* Task
Copy out all lines of the records in which the word "this" appears.

* Data entries
+ + + + + + +

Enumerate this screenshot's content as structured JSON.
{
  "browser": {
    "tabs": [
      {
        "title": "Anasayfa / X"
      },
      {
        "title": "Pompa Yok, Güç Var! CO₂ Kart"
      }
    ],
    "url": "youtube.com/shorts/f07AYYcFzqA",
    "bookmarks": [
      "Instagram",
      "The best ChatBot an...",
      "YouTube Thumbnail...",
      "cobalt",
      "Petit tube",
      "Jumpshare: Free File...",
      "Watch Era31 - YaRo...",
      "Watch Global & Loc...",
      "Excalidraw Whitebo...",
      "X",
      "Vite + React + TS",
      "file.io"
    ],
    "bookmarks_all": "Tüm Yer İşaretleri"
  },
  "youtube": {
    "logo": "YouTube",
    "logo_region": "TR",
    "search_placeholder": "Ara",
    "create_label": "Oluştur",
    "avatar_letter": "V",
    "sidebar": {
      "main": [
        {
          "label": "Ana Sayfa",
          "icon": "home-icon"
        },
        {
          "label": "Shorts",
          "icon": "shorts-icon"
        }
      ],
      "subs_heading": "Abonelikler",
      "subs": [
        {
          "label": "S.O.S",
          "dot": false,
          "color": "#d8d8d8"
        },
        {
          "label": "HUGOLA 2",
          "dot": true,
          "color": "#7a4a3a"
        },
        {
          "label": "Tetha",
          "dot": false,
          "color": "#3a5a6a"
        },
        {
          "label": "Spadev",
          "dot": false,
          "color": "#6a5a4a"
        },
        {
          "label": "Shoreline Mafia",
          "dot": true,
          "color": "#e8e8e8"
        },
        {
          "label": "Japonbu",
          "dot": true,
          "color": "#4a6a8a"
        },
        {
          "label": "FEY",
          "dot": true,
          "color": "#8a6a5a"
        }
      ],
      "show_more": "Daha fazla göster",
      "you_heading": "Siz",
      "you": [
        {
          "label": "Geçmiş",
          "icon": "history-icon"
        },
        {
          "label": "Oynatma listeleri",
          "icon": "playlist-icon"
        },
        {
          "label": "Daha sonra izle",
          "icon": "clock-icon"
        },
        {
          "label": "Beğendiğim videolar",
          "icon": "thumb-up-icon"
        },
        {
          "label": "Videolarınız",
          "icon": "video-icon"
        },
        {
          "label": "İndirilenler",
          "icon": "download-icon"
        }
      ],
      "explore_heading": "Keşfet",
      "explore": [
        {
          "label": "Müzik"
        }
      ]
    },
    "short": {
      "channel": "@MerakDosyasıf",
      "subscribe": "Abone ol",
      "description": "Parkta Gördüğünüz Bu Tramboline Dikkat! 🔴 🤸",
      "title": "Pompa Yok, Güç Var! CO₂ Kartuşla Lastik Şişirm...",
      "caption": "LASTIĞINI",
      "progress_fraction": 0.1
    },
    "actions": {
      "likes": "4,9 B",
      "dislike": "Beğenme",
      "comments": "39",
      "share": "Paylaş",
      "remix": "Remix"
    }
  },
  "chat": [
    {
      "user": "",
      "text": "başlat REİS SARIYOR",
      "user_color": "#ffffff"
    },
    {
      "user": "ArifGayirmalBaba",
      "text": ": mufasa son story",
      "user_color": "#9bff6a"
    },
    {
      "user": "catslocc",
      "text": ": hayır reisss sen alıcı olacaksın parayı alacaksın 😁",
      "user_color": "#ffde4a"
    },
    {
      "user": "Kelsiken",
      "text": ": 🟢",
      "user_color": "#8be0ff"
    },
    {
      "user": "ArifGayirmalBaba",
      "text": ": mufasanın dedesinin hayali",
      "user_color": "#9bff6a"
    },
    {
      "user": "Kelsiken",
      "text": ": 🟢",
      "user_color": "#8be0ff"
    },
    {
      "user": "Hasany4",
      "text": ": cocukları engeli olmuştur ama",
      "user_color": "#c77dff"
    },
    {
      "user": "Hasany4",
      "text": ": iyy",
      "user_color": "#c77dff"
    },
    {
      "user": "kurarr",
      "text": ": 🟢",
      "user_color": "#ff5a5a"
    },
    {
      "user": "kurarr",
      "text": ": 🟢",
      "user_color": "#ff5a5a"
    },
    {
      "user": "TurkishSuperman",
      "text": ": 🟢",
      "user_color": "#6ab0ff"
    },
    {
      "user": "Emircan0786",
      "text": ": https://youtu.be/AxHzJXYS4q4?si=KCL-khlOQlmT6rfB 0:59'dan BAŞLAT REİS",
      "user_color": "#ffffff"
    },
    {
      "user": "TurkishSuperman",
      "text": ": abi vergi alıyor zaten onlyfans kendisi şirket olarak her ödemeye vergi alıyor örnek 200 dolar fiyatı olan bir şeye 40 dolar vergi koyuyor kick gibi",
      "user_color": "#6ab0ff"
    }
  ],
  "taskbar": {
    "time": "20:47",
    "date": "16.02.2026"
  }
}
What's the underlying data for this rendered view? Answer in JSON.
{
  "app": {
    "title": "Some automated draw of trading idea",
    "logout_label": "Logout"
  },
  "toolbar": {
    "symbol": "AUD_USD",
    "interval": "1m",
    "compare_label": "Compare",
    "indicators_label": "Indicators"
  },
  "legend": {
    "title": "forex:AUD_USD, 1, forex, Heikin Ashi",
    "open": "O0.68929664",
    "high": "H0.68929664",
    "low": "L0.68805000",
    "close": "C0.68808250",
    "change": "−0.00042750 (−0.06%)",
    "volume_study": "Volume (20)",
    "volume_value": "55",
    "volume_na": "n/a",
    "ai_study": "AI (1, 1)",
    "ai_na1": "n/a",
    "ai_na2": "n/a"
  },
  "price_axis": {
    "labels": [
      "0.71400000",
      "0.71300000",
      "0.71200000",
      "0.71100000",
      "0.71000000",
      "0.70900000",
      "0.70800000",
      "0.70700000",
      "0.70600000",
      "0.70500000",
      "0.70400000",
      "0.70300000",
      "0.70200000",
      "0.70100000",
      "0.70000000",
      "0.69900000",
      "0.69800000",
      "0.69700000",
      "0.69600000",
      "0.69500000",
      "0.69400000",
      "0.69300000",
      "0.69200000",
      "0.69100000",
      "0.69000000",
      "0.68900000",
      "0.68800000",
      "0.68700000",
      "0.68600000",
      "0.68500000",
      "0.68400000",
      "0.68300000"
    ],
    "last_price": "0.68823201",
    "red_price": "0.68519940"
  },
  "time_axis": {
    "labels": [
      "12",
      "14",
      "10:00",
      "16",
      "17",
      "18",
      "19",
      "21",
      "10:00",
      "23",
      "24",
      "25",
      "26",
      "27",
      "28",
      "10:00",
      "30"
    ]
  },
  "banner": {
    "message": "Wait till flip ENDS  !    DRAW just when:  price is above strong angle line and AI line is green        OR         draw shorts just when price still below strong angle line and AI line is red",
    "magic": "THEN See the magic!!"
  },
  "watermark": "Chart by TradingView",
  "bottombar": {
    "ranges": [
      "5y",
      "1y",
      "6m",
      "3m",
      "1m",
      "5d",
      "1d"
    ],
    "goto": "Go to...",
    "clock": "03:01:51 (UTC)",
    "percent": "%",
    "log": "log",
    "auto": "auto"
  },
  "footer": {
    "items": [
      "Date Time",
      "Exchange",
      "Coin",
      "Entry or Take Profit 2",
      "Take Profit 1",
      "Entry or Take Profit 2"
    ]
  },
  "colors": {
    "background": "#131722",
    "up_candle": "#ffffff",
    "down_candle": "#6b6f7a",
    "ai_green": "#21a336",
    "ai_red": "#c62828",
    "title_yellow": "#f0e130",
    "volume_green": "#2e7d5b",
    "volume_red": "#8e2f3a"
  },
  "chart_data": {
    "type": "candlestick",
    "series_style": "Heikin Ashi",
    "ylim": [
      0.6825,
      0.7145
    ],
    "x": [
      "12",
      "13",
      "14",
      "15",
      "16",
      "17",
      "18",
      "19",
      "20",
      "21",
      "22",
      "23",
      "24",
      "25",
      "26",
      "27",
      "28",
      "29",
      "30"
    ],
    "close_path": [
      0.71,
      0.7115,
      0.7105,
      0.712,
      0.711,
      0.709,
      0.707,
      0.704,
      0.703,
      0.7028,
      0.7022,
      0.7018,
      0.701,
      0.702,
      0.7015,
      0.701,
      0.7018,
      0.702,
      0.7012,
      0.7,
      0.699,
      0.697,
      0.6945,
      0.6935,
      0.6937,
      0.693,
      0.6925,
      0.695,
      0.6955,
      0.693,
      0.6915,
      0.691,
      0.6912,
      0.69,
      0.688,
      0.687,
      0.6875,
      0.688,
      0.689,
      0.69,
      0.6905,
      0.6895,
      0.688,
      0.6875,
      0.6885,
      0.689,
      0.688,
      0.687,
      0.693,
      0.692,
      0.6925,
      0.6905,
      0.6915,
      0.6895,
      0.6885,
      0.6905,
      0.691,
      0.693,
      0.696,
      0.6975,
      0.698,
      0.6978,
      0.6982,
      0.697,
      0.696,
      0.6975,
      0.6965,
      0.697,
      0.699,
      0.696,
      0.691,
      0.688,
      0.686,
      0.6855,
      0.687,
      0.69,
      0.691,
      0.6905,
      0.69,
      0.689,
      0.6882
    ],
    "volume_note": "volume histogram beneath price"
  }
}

+ + + + + + +

* The completed task
Enumerate this screenshot's content as structured JSON.
What's the underlying data for this rendered view? Answer in JSON.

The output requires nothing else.